▶ Task details:
Write the data out again, exactly as given.

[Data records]
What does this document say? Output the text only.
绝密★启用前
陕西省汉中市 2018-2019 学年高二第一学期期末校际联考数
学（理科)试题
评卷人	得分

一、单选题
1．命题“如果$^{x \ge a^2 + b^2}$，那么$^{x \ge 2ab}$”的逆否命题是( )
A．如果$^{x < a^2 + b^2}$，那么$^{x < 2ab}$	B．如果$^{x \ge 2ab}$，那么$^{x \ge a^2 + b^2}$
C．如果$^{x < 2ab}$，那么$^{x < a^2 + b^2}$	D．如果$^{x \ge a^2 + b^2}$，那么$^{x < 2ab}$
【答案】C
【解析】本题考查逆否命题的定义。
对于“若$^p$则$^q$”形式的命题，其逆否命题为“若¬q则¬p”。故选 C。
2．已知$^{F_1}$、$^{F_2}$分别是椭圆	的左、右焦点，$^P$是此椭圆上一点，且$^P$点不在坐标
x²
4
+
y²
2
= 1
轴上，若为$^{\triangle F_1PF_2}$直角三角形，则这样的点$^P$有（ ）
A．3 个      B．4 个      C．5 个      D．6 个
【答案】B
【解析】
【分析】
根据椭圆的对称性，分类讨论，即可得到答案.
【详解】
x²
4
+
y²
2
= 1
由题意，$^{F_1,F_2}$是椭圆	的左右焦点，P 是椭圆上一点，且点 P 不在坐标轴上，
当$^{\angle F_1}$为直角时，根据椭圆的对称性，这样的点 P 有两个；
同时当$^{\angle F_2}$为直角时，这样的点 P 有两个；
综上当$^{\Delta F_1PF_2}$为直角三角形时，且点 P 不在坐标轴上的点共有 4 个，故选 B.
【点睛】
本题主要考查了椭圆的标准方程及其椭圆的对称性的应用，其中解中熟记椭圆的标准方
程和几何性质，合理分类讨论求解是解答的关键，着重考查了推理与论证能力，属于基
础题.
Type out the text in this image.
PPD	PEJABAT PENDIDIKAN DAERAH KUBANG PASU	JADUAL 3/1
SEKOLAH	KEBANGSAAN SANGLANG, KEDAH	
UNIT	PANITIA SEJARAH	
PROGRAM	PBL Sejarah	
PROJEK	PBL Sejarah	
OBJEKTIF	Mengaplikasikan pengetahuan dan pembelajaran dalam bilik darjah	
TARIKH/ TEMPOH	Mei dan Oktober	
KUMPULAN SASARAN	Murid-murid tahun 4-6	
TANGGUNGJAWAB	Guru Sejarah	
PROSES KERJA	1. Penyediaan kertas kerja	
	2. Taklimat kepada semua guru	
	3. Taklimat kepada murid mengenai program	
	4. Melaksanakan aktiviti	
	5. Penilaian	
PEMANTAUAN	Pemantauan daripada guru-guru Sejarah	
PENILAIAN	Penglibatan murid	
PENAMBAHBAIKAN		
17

▶ Response for this exercise:
What does this document say? Output the text only.
绝密★启用前
陕西省汉中市 2018-2019 学年高二第一学期期末校际联考数
学（理科)试题
评卷人	得分

一、单选题
1．命题“如果$^{x \ge a^2 + b^2}$，那么$^{x \ge 2ab}$”的逆否命题是( )
A．如果$^{x < a^2 + b^2}$，那么$^{x < 2ab}$	B．如果$^{x \ge 2ab}$，那么$^{x \ge a^2 + b^2}$
C．如果$^{x < 2ab}$，那么$^{x < a^2 + b^2}$	D．如果$^{x \ge a^2 + b^2}$，那么$^{x < 2ab}$
【答案】C
【解析】本题考查逆否命题的定义。
对于“若$^p$则$^q$”形式的命题，其逆否命题为“若¬q则¬p”。故选 C。
2．已知$^{F_1}$、$^{F_2}$分别是椭圆	的左、右焦点，$^P$是此椭圆上一点，且$^P$点不在坐标
x²
4
+
y²
2
= 1
轴上，若为$^{\triangle F_1PF_2}$直角三角形，则这样的点$^P$有（ ）
A．3 个      B．4 个      C．5 个      D．6 个
【答案】B
【解析】
【分析】
根据椭圆的对称性，分类讨论，即可得到答案.
【详解】
x²
4
+
y²
2
= 1
由题意，$^{F_1,F_2}$是椭圆	的左右焦点，P 是椭圆上一点，且点 P 不在坐标轴上，
当$^{\angle F_1}$为直角时，根据椭圆的对称性，这样的点 P 有两个；
同时当$^{\angle F_2}$为直角时，这样的点 P 有两个；
综上当$^{\Delta F_1PF_2}$为直角三角形时，且点 P 不在坐标轴上的点共有 4 个，故选 B.
【点睛】
本题主要考查了椭圆的标准方程及其椭圆的对称性的应用，其中解中熟记椭圆的标准方
程和几何性质，合理分类讨论求解是解答的关键，着重考查了推理与论证能力，属于基
础题.
Type out the text in this image.
PPD	PEJABAT PENDIDIKAN DAERAH KUBANG PASU	JADUAL 3/1
SEKOLAH	KEBANGSAAN SANGLANG, KEDAH	
UNIT	PANITIA SEJARAH	
PROGRAM	PBL Sejarah	
PROJEK	PBL Sejarah	
OBJEKTIF	Mengaplikasikan pengetahuan dan pembelajaran dalam bilik darjah	
TARIKH/ TEMPOH	Mei dan Oktober	
KUMPULAN SASARAN	Murid-murid tahun 4-6	
TANGGUNGJAWAB	Guru Sejarah	
PROSES KERJA	1. Penyediaan kertas kerja	
	2. Taklimat kepada semua guru	
	3. Taklimat kepada murid mengenai program	
	4. Melaksanakan aktiviti	
	5. Penilaian	
PEMANTAUAN	Pemantauan daripada guru-guru Sejarah	
PENILAIAN	Penglibatan murid	
PENAMBAHBAIKAN		
17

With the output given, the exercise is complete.